* Begin Provided entries *

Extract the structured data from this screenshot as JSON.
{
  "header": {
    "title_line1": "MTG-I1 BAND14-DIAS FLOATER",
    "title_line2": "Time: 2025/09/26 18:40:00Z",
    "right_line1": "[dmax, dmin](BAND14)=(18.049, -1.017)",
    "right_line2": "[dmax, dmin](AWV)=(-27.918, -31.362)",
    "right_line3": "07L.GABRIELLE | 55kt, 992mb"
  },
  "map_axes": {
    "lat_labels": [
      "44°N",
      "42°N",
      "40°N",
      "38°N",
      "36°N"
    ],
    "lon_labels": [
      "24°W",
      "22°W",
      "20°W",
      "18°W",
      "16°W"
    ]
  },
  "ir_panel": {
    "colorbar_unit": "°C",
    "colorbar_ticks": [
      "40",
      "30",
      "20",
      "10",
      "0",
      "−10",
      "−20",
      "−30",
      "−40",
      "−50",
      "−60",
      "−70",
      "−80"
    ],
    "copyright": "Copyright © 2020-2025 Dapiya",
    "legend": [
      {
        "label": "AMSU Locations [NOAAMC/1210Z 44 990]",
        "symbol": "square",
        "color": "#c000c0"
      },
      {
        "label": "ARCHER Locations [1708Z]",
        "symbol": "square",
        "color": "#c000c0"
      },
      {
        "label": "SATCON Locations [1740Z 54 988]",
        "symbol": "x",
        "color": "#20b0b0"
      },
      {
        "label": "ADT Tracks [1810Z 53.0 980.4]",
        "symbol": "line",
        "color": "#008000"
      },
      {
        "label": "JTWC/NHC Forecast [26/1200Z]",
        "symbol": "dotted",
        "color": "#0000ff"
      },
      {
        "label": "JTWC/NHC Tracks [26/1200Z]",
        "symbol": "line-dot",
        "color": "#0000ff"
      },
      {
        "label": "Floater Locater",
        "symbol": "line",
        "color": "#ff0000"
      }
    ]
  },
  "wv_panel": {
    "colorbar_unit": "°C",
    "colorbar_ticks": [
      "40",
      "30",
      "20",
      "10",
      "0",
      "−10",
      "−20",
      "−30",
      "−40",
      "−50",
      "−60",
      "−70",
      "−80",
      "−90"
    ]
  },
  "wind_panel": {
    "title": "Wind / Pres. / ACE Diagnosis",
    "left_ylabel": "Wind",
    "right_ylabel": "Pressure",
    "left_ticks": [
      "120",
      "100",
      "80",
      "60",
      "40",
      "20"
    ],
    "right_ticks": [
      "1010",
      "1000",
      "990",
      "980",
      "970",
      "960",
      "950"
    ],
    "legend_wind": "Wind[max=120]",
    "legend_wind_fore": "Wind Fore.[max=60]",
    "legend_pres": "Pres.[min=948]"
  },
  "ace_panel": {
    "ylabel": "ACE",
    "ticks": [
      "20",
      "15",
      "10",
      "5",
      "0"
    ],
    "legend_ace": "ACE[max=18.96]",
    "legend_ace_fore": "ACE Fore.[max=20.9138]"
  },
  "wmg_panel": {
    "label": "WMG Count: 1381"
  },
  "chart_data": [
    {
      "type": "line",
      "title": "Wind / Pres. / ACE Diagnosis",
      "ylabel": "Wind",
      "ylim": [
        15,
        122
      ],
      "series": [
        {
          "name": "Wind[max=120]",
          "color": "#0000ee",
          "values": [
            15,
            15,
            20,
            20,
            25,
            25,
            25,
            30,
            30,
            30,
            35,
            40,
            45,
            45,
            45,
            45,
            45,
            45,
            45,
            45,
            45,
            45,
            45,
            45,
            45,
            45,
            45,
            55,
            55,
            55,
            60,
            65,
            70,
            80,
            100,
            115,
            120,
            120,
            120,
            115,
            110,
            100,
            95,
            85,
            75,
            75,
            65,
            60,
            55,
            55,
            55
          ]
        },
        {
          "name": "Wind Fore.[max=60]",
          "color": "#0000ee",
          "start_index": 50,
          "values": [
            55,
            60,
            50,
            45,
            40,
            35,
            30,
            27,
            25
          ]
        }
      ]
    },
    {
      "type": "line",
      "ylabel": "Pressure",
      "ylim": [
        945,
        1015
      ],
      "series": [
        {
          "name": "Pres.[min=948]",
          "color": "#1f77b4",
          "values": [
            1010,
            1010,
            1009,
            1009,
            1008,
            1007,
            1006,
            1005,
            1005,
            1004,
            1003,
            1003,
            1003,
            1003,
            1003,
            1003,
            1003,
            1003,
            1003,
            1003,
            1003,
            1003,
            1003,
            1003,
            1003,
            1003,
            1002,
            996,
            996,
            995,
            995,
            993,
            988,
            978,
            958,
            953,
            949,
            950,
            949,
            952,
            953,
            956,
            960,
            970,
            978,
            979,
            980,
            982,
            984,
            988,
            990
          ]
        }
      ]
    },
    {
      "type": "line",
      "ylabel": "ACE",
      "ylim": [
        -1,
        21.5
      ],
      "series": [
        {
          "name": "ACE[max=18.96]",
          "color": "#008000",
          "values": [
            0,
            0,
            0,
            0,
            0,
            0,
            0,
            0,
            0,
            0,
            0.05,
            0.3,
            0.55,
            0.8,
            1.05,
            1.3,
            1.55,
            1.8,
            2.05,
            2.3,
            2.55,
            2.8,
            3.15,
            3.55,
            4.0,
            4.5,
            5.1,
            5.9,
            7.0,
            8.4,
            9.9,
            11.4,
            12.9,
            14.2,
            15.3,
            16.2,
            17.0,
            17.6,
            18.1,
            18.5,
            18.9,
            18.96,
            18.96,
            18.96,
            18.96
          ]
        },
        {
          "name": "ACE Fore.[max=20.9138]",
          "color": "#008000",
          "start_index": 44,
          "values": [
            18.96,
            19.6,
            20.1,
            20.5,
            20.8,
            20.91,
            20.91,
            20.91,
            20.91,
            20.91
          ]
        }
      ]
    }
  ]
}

* End Provided entries *

> [Short problem] Write all of the records out again exactly.

> [Result of this exercise]
Extract the structured data from this screenshot as JSON.
{
  "header": {
    "title_line1": "MTG-I1 BAND14-DIAS FLOATER",
    "title_line2": "Time: 2025/09/26 18:40:00Z",
    "right_line1": "[dmax, dmin](BAND14)=(18.049, -1.017)",
    "right_line2": "[dmax, dmin](AWV)=(-27.918, -31.362)",
    "right_line3": "07L.GABRIELLE | 55kt, 992mb"
  },
  "map_axes": {
    "lat_labels": [
      "44°N",
      "42°N",
      "40°N",
      "38°N",
      "36°N"
    ],
    "lon_labels": [
      "24°W",
      "22°W",
      "20°W",
      "18°W",
      "16°W"
    ]
  },
  "ir_panel": {
    "colorbar_unit": "°C",
    "colorbar_ticks": [
      "40",
      "30",
      "20",
      "10",
      "0",
      "−10",
      "−20",
      "−30",
      "−40",
      "−50",
      "−60",
      "−70",
      "−80"
    ],
    "copyright": "Copyright © 2020-2025 Dapiya",
    "legend": [
      {
        "label": "AMSU Locations [NOAAMC/1210Z 44 990]",
        "symbol": "square",
        "color": "#c000c0"
      },
      {
        "label": "ARCHER Locations [1708Z]",
        "symbol": "square",
        "color": "#c000c0"
      },
      {
        "label": "SATCON Locations [1740Z 54 988]",
        "symbol": "x",
        "color": "#20b0b0"
      },
      {
        "label": "ADT Tracks [1810Z 53.0 980.4]",
        "symbol": "line",
        "color": "#008000"
      },
      {
        "label": "JTWC/NHC Forecast [26/1200Z]",
        "symbol": "dotted",
        "color": "#0000ff"
      },
      {
        "label": "JTWC/NHC Tracks [26/1200Z]",
        "symbol": "line-dot",
        "color": "#0000ff"
      },
      {
        "label": "Floater Locater",
        "symbol": "line",
        "color": "#ff0000"
      }
    ]
  },
  "wv_panel": {
    "colorbar_unit": "°C",
    "colorbar_ticks": [
      "40",
      "30",
      "20",
      "10",
      "0",
      "−10",
      "−20",
      "−30",
      "−40",
      "−50",
      "−60",
      "−70",
      "−80",
      "−90"
    ]
  },
  "wind_panel": {
    "title": "Wind / Pres. / ACE Diagnosis",
    "left_ylabel": "Wind",
    "right_ylabel": "Pressure",
    "left_ticks": [
      "120",
      "100",
      "80",
      "60",
      "40",
      "20"
    ],
    "right_ticks": [
      "1010",
      "1000",
      "990",
      "980",
      "970",
      "960",
      "950"
    ],
    "legend_wind": "Wind[max=120]",
    "legend_wind_fore": "Wind Fore.[max=60]",
    "legend_pres": "Pres.[min=948]"
  },
  "ace_panel": {
    "ylabel": "ACE",
    "ticks": [
      "20",
      "15",
      "10",
      "5",
      "0"
    ],
    "legend_ace": "ACE[max=18.96]",
    "legend_ace_fore": "ACE Fore.[max=20.9138]"
  },
  "wmg_panel": {
    "label": "WMG Count: 1381"
  },
  "chart_data": [
    {
      "type": "line",
      "title": "Wind / Pres. / ACE Diagnosis",
      "ylabel": "Wind",
      "ylim": [
        15,
        122
      ],
      "series": [
        {
          "name": "Wind[max=120]",
          "color": "#0000ee",
          "values": [
            15,
            15,
            20,
            20,
            25,
            25,
            25,
            30,
            30,
            30,
            35,
            40,
            45,
            45,
            45,
            45,
            45,
            45,
            45,
            45,
            45,
            45,
            45,
            45,
            45,
            45,
            45,
            55,
            55,
            55,
            60,
            65,
            70,
            80,
            100,
            115,
            120,
            120,
            120,
            115,
            110,
            100,
            95,
            85,
            75,
            75,
            65,
            60,
            55,
            55,
            55
          ]
        },
        {
          "name": "Wind Fore.[max=60]",
          "color": "#0000ee",
          "start_index": 50,
          "values": [
            55,
            60,
            50,
            45,
            40,
            35,
            30,
            27,
            25
          ]
        }
      ]
    },
    {
      "type": "line",
      "ylabel": "Pressure",
      "ylim": [
        945,
        1015
      ],
      "series": [
        {
          "name": "Pres.[min=948]",
          "color": "#1f77b4",
          "values": [
            1010,
            1010,
            1009,
            1009,
            1008,
            1007,
            1006,
            1005,
            1005,
            1004,
            1003,
            1003,
            1003,
            1003,
            1003,
            1003,
            1003,
            1003,
            1003,
            1003,
            1003,
            1003,
            1003,
            1003,
            1003,
            1003,
            1002,
            996,
            996,
            995,
            995,
            993,
            988,
            978,
            958,
            953,
            949,
            950,
            949,
            952,
            953,
            956,
            960,
            970,
            978,
            979,
            980,
            982,
            984,
            988,
            990
          ]
        }
      ]
    },
    {
      "type": "line",
      "ylabel": "ACE",
      "ylim": [
        -1,
        21.5
      ],
      "series": [
        {
          "name": "ACE[max=18.96]",
          "color": "#008000",
          "values": [
            0,
            0,
            0,
            0,
            0,
            0,
            0,
            0,
            0,
            0,
            0.05,
            0.3,
            0.55,
            0.8,
            1.05,
            1.3,
            1.55,
            1.8,
            2.05,
            2.3,
            2.55,
            2.8,
            3.15,
            3.55,
            4.0,
            4.5,
            5.1,
            5.9,
            7.0,
            8.4,
            9.9,
            11.4,
            12.9,
            14.2,
            15.3,
            16.2,
            17.0,
            17.6,
            18.1,
            18.5,
            18.9,
            18.96,
            18.96,
            18.96,
            18.96
          ]
        },
        {
          "name": "ACE Fore.[max=20.9138]",
          "color": "#008000",
          "start_index": 44,
          "values": [
            18.96,
            19.6,
            20.1,
            20.5,
            20.8,
            20.91,
            20.91,
            20.91,
            20.91,
            20.91
          ]
        }
      ]
    }
  ]
}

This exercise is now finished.